▶ **Records supplied**

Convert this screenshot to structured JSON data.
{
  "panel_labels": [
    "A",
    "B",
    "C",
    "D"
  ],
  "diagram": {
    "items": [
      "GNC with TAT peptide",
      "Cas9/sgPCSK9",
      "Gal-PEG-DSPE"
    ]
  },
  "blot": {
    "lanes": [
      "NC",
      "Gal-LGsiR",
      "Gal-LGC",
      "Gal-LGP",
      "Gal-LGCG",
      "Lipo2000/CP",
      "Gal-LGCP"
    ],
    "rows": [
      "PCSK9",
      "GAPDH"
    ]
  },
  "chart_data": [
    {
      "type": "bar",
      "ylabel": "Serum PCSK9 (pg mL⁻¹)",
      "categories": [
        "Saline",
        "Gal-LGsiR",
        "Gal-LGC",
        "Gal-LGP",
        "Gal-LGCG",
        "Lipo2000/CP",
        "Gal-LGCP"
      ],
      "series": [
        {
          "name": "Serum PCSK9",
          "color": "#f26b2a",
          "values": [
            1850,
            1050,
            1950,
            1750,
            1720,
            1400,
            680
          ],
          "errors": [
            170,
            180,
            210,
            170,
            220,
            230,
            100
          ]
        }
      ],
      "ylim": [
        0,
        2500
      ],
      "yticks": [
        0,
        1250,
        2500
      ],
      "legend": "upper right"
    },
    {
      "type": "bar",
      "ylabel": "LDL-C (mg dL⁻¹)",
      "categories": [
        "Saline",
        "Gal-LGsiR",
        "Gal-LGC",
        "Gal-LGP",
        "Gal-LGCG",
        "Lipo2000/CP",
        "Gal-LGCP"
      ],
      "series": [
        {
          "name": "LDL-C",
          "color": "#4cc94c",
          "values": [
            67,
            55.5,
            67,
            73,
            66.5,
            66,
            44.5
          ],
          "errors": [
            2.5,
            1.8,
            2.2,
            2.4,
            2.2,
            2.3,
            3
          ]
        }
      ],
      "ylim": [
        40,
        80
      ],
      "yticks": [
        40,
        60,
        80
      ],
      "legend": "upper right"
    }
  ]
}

▶ **Work instructions**
Once you have read the records above, please copy them out exactly.

▶ **Reply**
Convert this screenshot to structured JSON data.
{
  "panel_labels": [
    "A",
    "B",
    "C",
    "D"
  ],
  "diagram": {
    "items": [
      "GNC with TAT peptide",
      "Cas9/sgPCSK9",
      "Gal-PEG-DSPE"
    ]
  },
  "blot": {
    "lanes": [
      "NC",
      "Gal-LGsiR",
      "Gal-LGC",
      "Gal-LGP",
      "Gal-LGCG",
      "Lipo2000/CP",
      "Gal-LGCP"
    ],
    "rows": [
      "PCSK9",
      "GAPDH"
    ]
  },
  "chart_data": [
    {
      "type": "bar",
      "ylabel": "Serum PCSK9 (pg mL⁻¹)",
      "categories": [
        "Saline",
        "Gal-LGsiR",
        "Gal-LGC",
        "Gal-LGP",
        "Gal-LGCG",
        "Lipo2000/CP",
        "Gal-LGCP"
      ],
      "series": [
        {
          "name": "Serum PCSK9",
          "color": "#f26b2a",
          "values": [
            1850,
            1050,
            1950,
            1750,
            1720,
            1400,
            680
          ],
          "errors": [
            170,
            180,
            210,
            170,
            220,
            230,
            100
          ]
        }
      ],
      "ylim": [
        0,
        2500
      ],
      "yticks": [
        0,
        1250,
        2500
      ],
      "legend": "upper right"
    },
    {
      "type": "bar",
      "ylabel": "LDL-C (mg dL⁻¹)",
      "categories": [
        "Saline",
        "Gal-LGsiR",
        "Gal-LGC",
        "Gal-LGP",
        "Gal-LGCG",
        "Lipo2000/CP",
        "Gal-LGCP"
      ],
      "series": [
        {
          "name": "LDL-C",
          "color": "#4cc94c",
          "values": [
            67,
            55.5,
            67,
            73,
            66.5,
            66,
            44.5
          ],
          "errors": [
            2.5,
            1.8,
            2.2,
            2.4,
            2.2,
            2.3,
            3
          ]
        }
      ],
      "ylim": [
        40,
        80
      ],
      "yticks": [
        40,
        60,
        80
      ],
      "legend": "upper right"
    }
  ]
}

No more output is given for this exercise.